> _Requirements_
What is the number of lines in the entries below that include the word "text"? Provide the number only.

Stored items from a collection:
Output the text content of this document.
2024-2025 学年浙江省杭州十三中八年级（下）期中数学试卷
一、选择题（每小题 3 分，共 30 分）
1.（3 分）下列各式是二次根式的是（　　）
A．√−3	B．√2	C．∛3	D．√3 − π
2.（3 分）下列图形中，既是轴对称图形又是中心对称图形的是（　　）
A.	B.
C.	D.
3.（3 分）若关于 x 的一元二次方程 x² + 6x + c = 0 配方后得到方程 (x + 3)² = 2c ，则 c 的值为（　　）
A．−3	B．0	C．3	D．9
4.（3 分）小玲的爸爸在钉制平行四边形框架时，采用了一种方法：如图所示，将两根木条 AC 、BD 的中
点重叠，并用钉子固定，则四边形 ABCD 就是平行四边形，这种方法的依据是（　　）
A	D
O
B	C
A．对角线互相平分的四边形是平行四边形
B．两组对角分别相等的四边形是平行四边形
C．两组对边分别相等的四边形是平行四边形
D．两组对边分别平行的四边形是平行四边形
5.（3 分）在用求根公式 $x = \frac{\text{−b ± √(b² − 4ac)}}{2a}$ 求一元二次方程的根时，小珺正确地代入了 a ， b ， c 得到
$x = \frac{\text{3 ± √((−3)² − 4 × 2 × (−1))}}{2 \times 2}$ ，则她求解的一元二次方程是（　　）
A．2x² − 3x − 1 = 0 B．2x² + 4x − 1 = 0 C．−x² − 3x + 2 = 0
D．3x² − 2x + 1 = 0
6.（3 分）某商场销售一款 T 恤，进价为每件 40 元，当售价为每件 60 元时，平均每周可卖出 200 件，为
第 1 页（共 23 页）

> _Correct answer_
3